═══ ROWS ═══
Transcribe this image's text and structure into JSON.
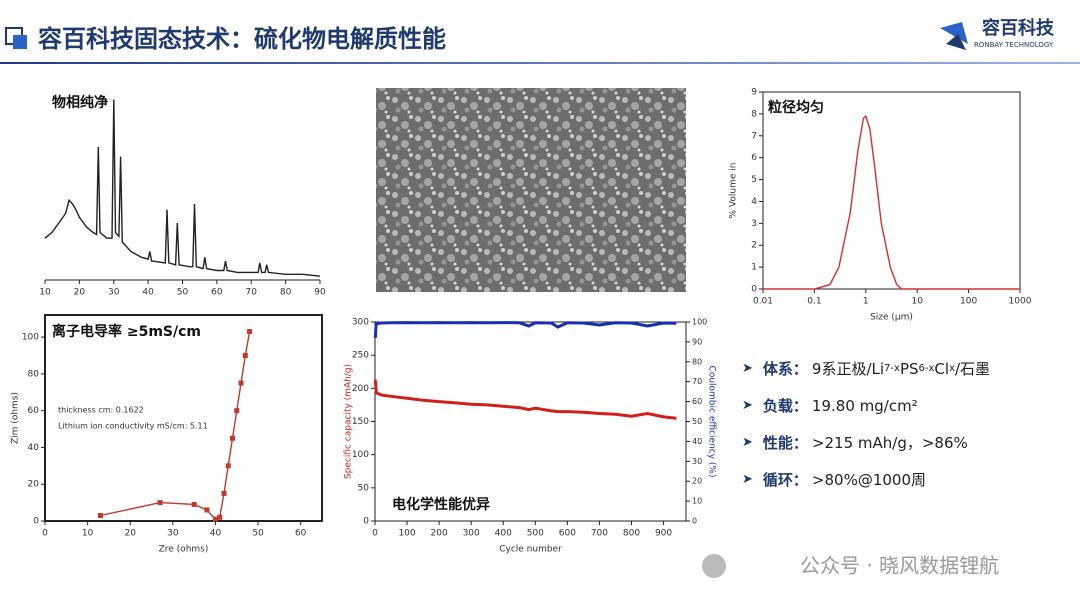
{
  "header": {
    "title": "容百科技固态技术：硫化物电解质性能",
    "logo": "容百科技",
    "logo_sub": "RONBAY TECHNOLOGY"
  },
  "chart_data": [
    {
      "type": "line",
      "title": "物相纯净",
      "xlim": [
        10,
        90
      ],
      "xticks": [
        10,
        20,
        30,
        40,
        50,
        60,
        70,
        80,
        90
      ],
      "ylim": [
        0,
        100
      ],
      "frame": false,
      "x": [
        10,
        12,
        14,
        16,
        17,
        18,
        19,
        20,
        22,
        24,
        25,
        25.5,
        26,
        28,
        29.5,
        30,
        30.5,
        31.5,
        32,
        32.5,
        35,
        38,
        40,
        40.5,
        41,
        45,
        45.5,
        46,
        48,
        48.5,
        49,
        52,
        53,
        53.5,
        54,
        56,
        56.5,
        57,
        60,
        62,
        62.5,
        63,
        66,
        70,
        72,
        72.5,
        73,
        74,
        74.5,
        75,
        80,
        85,
        90
      ],
      "series": [
        {
          "name": "XRD",
          "color": "#222222",
          "values": [
            22,
            25,
            30,
            35,
            42,
            40,
            37,
            33,
            28,
            25,
            24,
            70,
            25,
            22,
            22,
            95,
            25,
            23,
            65,
            20,
            15,
            12,
            11,
            15,
            10,
            9,
            37,
            9,
            8,
            30,
            8,
            7,
            7,
            40,
            7,
            6,
            12,
            6,
            5,
            5,
            10,
            5,
            4,
            4,
            4,
            9,
            4,
            4,
            8,
            4,
            3,
            3,
            2
          ]
        }
      ]
    },
    {
      "type": "line",
      "title": "粒径均匀",
      "xscale": "log",
      "xlim": [
        0.01,
        1000
      ],
      "xticks": [
        0.01,
        0.1,
        1,
        10,
        100,
        1000
      ],
      "ylim": [
        0,
        9
      ],
      "yticks": [
        0,
        1,
        2,
        3,
        4,
        5,
        6,
        7,
        8,
        9
      ],
      "frame": true,
      "xlabel": "Size (μm)",
      "ylabel": "% Volume in",
      "x": [
        0.01,
        0.1,
        0.2,
        0.3,
        0.5,
        0.7,
        0.9,
        1,
        1.2,
        1.5,
        2,
        3,
        4,
        5,
        10,
        1000
      ],
      "series": [
        {
          "name": "PSD",
          "color": "#d03030",
          "values": [
            0,
            0,
            0.2,
            1,
            3.5,
            6.3,
            7.8,
            7.9,
            7.3,
            5.5,
            3,
            1,
            0.2,
            0,
            0,
            0
          ]
        }
      ]
    },
    {
      "type": "line",
      "title": "离子电导率 ≥5mS/cm",
      "xlim": [
        0,
        65
      ],
      "xticks": [
        0,
        10,
        20,
        30,
        40,
        50,
        60
      ],
      "ylim": [
        0,
        112
      ],
      "yticks": [
        0,
        20,
        40,
        60,
        80,
        100
      ],
      "frame": true,
      "markers": true,
      "xlabel": "Zre (ohms)",
      "ylabel": "Zim (ohms)",
      "annotations": [
        "thickness cm:  0.1622",
        "Lithium ion conductivity mS/cm: 5.11"
      ],
      "x": [
        13,
        27,
        35,
        38,
        40,
        41,
        42,
        43,
        44,
        45,
        46,
        47,
        48
      ],
      "series": [
        {
          "name": "EIS",
          "color": "#c0392b",
          "values": [
            3,
            10,
            9,
            6,
            1,
            2,
            15,
            30,
            45,
            60,
            75,
            90,
            103
          ]
        }
      ]
    },
    {
      "type": "line",
      "title": "电化学性能优异",
      "xlim": [
        0,
        970
      ],
      "xticks": [
        0,
        100,
        200,
        300,
        400,
        500,
        600,
        700,
        800,
        900
      ],
      "ylim": [
        0,
        300
      ],
      "yticks": [
        0,
        50,
        100,
        150,
        200,
        250,
        300
      ],
      "y2lim": [
        0,
        100
      ],
      "y2ticks": [
        0,
        10,
        20,
        30,
        40,
        50,
        60,
        70,
        80,
        90,
        100
      ],
      "frame": true,
      "xlabel": "Cycle number",
      "ylabel": "Specific capacity (mAh/g)",
      "y2label": "Coulombic efficiency (%)",
      "x": [
        1,
        3,
        5,
        10,
        20,
        50,
        100,
        150,
        200,
        250,
        300,
        350,
        400,
        450,
        480,
        500,
        550,
        570,
        600,
        650,
        700,
        750,
        800,
        850,
        900,
        940
      ],
      "series": [
        {
          "name": "Capacity",
          "color": "#d0201c",
          "values": [
            213,
            198,
            193,
            192,
            190,
            188,
            185,
            182,
            180,
            178,
            176,
            175,
            173,
            171,
            168,
            170,
            166,
            165,
            165,
            164,
            162,
            161,
            158,
            162,
            157,
            155
          ]
        },
        {
          "name": "Efficiency",
          "color": "#1a2fb0",
          "axis": "y2",
          "values": [
            92,
            98,
            99,
            99.3,
            99.5,
            99.6,
            99.7,
            99.6,
            99.7,
            99.6,
            99.7,
            99.6,
            99.7,
            99.6,
            98,
            99.6,
            99.5,
            97.5,
            99.6,
            99.5,
            98.5,
            99.6,
            99.5,
            98,
            99.5,
            99.4
          ]
        }
      ]
    }
  ],
  "bullets": [
    {
      "label": "体系：",
      "text": [
        "9系正极/Li",
        "7-x",
        "PS",
        "6-x",
        "Cl",
        "x",
        "/石墨"
      ]
    },
    {
      "label": "负载：",
      "text": "19.80 mg/cm²"
    },
    {
      "label": "性能：",
      "text": ">215 mAh/g，>86%"
    },
    {
      "label": "循环：",
      "text": ">80%@1000周"
    }
  ],
  "watermark": "公众号 · 晓风数据锂航"
}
═══
* _WHAT THE EXERCISE ASKS_
Copy, from the material above, each line in which the string "title" occurs.

* _THE OUTPUT_
    "title": "容百科技固态技术：硫化物电解质性能",
      "title": "物相纯净",
      "title": "粒径均匀",
      "title": "离子电导率 ≥5mS/cm",
      "title": "电化学性能优异",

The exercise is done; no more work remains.